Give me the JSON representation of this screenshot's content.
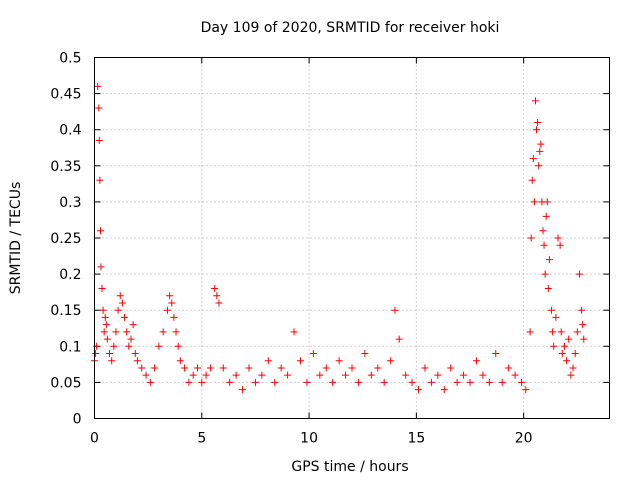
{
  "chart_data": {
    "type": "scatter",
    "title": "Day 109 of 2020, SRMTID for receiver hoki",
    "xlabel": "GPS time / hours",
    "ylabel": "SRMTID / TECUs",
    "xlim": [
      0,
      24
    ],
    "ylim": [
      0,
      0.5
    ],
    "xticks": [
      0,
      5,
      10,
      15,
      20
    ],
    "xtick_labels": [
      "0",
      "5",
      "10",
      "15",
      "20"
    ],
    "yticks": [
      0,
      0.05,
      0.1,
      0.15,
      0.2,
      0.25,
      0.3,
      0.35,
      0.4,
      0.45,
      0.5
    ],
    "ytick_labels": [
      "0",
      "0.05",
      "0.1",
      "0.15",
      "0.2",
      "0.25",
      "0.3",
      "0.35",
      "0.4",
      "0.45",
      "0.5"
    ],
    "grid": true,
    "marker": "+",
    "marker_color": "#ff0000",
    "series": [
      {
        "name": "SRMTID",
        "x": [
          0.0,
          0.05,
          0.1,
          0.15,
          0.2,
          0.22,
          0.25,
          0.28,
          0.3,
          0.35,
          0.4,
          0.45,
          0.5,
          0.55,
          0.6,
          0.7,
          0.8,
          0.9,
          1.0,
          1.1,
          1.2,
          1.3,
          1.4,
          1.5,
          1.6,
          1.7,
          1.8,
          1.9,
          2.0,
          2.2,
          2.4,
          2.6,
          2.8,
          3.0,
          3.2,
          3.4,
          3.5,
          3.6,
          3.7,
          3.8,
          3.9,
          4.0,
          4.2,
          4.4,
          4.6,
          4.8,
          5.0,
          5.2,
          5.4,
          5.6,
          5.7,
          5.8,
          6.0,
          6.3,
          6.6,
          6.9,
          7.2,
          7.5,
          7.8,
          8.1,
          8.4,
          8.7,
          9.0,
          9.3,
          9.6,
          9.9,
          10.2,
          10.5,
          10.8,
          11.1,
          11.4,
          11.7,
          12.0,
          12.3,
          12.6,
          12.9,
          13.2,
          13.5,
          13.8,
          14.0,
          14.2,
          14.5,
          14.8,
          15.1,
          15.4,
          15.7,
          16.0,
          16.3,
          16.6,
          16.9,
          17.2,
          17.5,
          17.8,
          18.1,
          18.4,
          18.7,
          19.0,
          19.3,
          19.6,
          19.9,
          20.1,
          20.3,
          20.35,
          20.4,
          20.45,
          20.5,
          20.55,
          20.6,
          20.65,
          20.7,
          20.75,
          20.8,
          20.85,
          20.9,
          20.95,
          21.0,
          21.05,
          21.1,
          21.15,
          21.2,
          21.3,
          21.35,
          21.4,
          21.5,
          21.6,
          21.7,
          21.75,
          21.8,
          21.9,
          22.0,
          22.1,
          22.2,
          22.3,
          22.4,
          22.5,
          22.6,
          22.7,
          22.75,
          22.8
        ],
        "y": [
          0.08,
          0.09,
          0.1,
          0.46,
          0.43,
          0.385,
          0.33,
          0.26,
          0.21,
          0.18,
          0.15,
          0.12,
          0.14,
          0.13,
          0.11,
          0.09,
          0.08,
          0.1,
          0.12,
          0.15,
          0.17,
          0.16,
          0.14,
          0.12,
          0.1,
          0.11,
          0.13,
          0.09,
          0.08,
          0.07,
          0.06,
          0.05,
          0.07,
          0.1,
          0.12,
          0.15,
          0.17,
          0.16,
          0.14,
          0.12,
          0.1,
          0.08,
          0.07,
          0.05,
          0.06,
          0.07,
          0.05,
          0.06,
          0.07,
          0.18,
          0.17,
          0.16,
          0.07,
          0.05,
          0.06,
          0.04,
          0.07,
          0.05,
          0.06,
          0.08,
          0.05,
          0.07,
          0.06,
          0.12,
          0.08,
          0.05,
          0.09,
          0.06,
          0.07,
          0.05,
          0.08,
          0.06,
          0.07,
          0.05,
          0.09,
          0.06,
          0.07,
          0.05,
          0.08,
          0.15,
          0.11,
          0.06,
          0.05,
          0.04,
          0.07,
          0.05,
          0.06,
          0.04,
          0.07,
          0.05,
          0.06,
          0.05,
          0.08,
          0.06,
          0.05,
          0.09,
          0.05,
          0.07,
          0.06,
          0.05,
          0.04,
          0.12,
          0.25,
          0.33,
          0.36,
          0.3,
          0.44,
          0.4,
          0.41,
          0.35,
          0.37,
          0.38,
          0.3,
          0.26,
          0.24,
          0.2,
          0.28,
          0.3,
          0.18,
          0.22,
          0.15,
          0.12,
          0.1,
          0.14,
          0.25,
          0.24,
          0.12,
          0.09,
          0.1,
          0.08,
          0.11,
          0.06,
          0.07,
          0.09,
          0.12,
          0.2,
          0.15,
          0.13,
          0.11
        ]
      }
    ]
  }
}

=-=-=

Task brief: Copy each line of the data above that holds "SRMTID".

Solution for this task:
    "title": "Day 109 of 2020, SRMTID for receiver hoki",
    "ylabel": "SRMTID / TECUs",
        "name": "SRMTID",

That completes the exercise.